Saturday, January 26, 2008

Meditations on a Streetcar

I took one of those bittersweet Portland Streetcar rides yesterday. The ride was comfortable and on-time, but all along the way, a pre-recorded woman’s voice informed us that the next stop was sponsored by a brewery, a spa, a bank, a real estate broker or a condominium developer.

I’ve complained about this commercial intrusion before, and not just on The Red Electric. I’ve actually testified before the Portland Streetcar Citizens’ advisory board. They nodded politely when I put it to them that public spaces shouldn’t be sold off in exchange for vocal or visual commercial appeals. They made some noises about needing the sponsorship money. I suggested that it might help their cash flow if they simply collected fares etc.

My complaint went nowhere. I think they considered me, at best, a benevolent crank, or, at worst, and misguided fool.

Yesterday, as I trolleyed through the Pearl District bound for NW 23rd, it occurred to me that in this world of global warming, we should be urged to use mass transit. Anything that discourages its use, like THE VOICE, is death to the planet.

_ _ _

Requests —
a) List every kind of business that, according to the streetcar post, sponsors a stop on the ride.
b) Transcribe the passage of the streetcar post starting at "Meditations on a" and ending at "and misguided fool.".

_ _ _

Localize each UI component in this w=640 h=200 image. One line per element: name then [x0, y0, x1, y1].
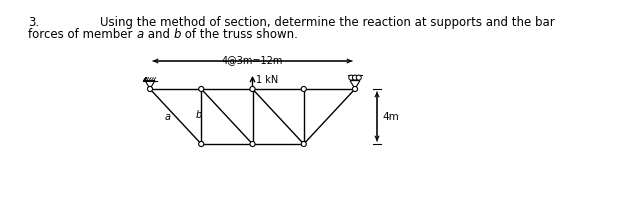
Circle shape [301, 87, 307, 92]
Text: of the truss shown.: of the truss shown. [180, 28, 298, 41]
Circle shape [301, 142, 307, 147]
Text: a: a [136, 28, 143, 41]
Text: 4m: 4m [382, 112, 399, 122]
Text: Using the method of section, determine the reaction at supports and the bar: Using the method of section, determine t… [100, 16, 555, 29]
Circle shape [198, 142, 204, 147]
Text: and: and [143, 28, 173, 41]
Circle shape [250, 87, 255, 92]
Text: 3.: 3. [28, 16, 39, 29]
Text: forces of member: forces of member [28, 28, 136, 41]
Text: 1 kN: 1 kN [255, 75, 278, 85]
Circle shape [349, 76, 354, 81]
Circle shape [198, 87, 204, 92]
Circle shape [250, 142, 255, 147]
Circle shape [353, 76, 358, 81]
Circle shape [147, 87, 152, 92]
Circle shape [356, 76, 361, 81]
Circle shape [353, 87, 358, 92]
Text: b: b [196, 110, 202, 120]
Text: 4@3m=12m: 4@3m=12m [222, 55, 283, 65]
Text: b: b [173, 28, 180, 41]
Text: a: a [164, 112, 171, 122]
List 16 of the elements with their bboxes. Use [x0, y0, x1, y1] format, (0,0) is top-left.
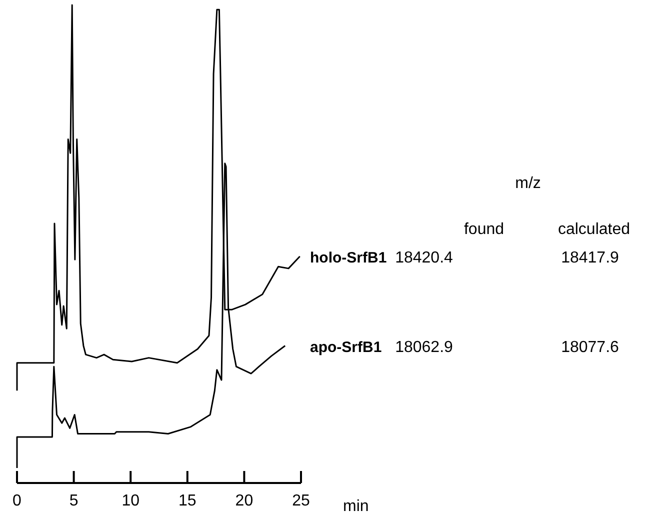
series-label: apo-SrfB1: [310, 338, 382, 356]
x-tick-label: 5: [69, 492, 78, 510]
text: 18417.9: [561, 249, 620, 266]
text: calculated: [558, 221, 630, 238]
text: m/z: [515, 175, 541, 192]
text: found: [464, 221, 504, 238]
x-axis-title: min: [343, 498, 369, 515]
series-label: holo-SrfB1: [310, 249, 387, 266]
text: 18062.9: [395, 338, 454, 356]
x-tick-label: 20: [235, 492, 254, 510]
text: 18077.6: [561, 338, 620, 356]
x-tick-label: 0: [12, 492, 22, 510]
text: 18420.4: [395, 249, 454, 266]
x-tick-label: 10: [122, 492, 140, 510]
x-tick-label: 15: [178, 492, 196, 510]
x-tick-label: 25: [292, 492, 310, 510]
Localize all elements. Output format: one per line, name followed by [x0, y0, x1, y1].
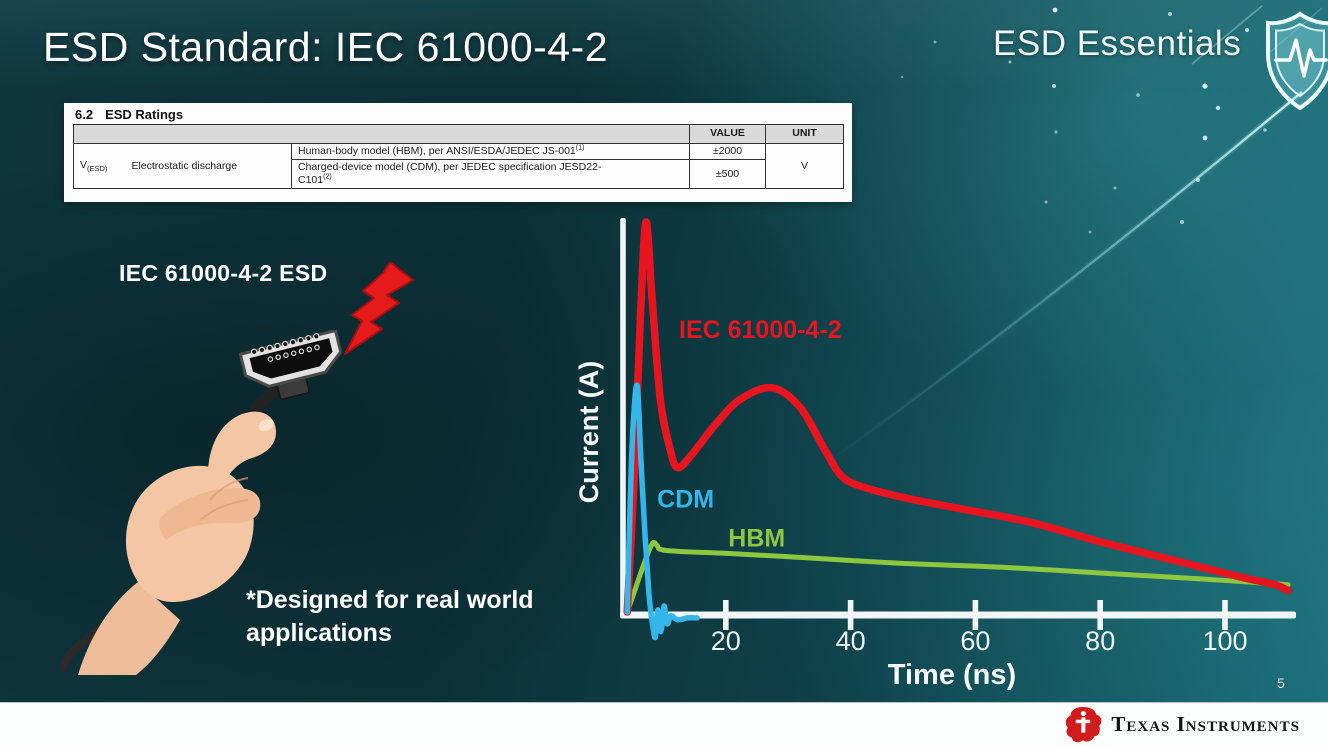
x-axis-tick-label: 80	[1085, 626, 1115, 656]
iec-esd-label: IEC 61000-4-2 ESD	[119, 260, 328, 286]
parameter-name: Electrostatic discharge	[131, 159, 238, 172]
finger-creases	[199, 477, 249, 521]
x-axis-tick	[972, 600, 979, 630]
table-header-unit: UNIT	[765, 124, 844, 144]
x-axis-tick	[1097, 600, 1103, 630]
unit-cell: V	[765, 142, 844, 190]
ti-logo: Texas Instruments	[1064, 705, 1300, 745]
hand-holding-hdmi-cable-illustration	[60, 330, 343, 675]
y-axis-title: Current (A)	[574, 361, 604, 504]
parameter-cell: V(ESD) Electrostatic discharge	[73, 142, 292, 190]
x-axis-tick	[723, 600, 729, 630]
x-axis-line	[620, 611, 1296, 619]
hbm-value-cell: ±2000	[689, 142, 766, 161]
comet-streak	[827, 91, 1303, 463]
designed-for-real-world-note: *Designed for real world applications	[246, 586, 534, 647]
page-title: ESD Standard: IEC 61000-4-2	[43, 24, 609, 70]
section-name: ESD Ratings	[105, 107, 184, 122]
table-header-blank	[73, 124, 690, 144]
x-axis-title: Time (ns)	[888, 659, 1016, 691]
forearm	[78, 582, 180, 675]
series-brand-title: ESD Essentials	[993, 24, 1242, 63]
datasheet-snippet: 6.2 ESD Ratings VALUE UNIT V(ESD) Electro…	[64, 103, 852, 202]
datasheet-section-title: 6.2 ESD Ratings	[73, 106, 843, 124]
page-number: 5	[1277, 675, 1285, 691]
ti-bug-icon	[1066, 706, 1102, 742]
x-axis-tick-label: 40	[836, 626, 866, 656]
y-axis-line	[620, 218, 626, 618]
ti-wordmark: Texas Instruments	[1111, 712, 1300, 736]
waveform-curve-cdm	[624, 382, 700, 641]
hbm-description-cell: Human-body model (HBM), per ANSI/ESDA/JE…	[291, 142, 690, 161]
symbol-v-esd: V(ESD)	[80, 158, 108, 174]
lightning-bolt-icon	[344, 262, 414, 355]
esd-ratings-table: VALUE UNIT V(ESD) Electrostatic discharg…	[73, 124, 844, 190]
x-axis-tick	[847, 600, 854, 630]
x-axis-tick-label: 20	[711, 626, 741, 656]
fist	[125, 465, 254, 602]
index-finger	[208, 411, 276, 490]
table-row: Charged-device model (CDM), per JEDEC sp…	[74, 159, 844, 190]
x-axis-tick	[1222, 600, 1228, 630]
table-row: V(ESD) Electrostatic discharge Human-bod…	[73, 142, 844, 190]
connector-pins	[250, 333, 320, 362]
shield-pulse-icon	[1266, 11, 1328, 111]
fingernail	[258, 418, 274, 432]
x-axis-tick-label: 60	[960, 626, 990, 656]
curve-label-iec-61000-4-2: IEC 61000-4-2	[679, 316, 842, 344]
footer-bar: Texas Instruments	[0, 702, 1328, 746]
hdmi-connector	[238, 330, 343, 401]
table-header-value: VALUE	[689, 124, 766, 144]
cdm-value-cell: ±500	[689, 159, 766, 190]
comet-streak-glow	[826, 89, 1304, 465]
ecg-pulse-line	[1274, 38, 1328, 78]
waveform-curve-hbm	[624, 539, 1291, 615]
waveform-curve-iec-61000-4-2	[623, 218, 1292, 616]
curve-label-hbm: HBM	[728, 524, 785, 552]
cdm-description-cell: Charged-device model (CDM), per JEDEC sp…	[291, 159, 690, 190]
curve-label-cdm: CDM	[657, 485, 714, 513]
x-axis-tick-label: 100	[1202, 626, 1247, 656]
section-number: 6.2	[75, 107, 94, 122]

_ _ _

Complete answers —
a)
- a brewery
- a spa
- a bank
- a real estate broker
- a condominium developer

b)
Meditations on a Streetcar

I took one of those bittersweet Portland Streetcar rides yesterday. The ride was comfortable and on-time, but all along the way, a pre-recorded woman’s voice informed us that the next stop was sponsored by a brewery, a spa, a bank, a real estate broker or a condominium developer.

I’ve complained about this commercial intrusion before, and not just on The Red Electric. I’ve actually testified before the Portland Streetcar Citizens’ advisory board. They nodded politely when I put it to them that public spaces shouldn’t be sold off in exchange for vocal or visual commercial appeals. They made some noises about needing the sponsorship money. I suggested that it might help their cash flow if they simply collected fares etc.

My complaint went nowhere. I think they considered me, at best, a benevolent crank, or, at worst, and misguided fool.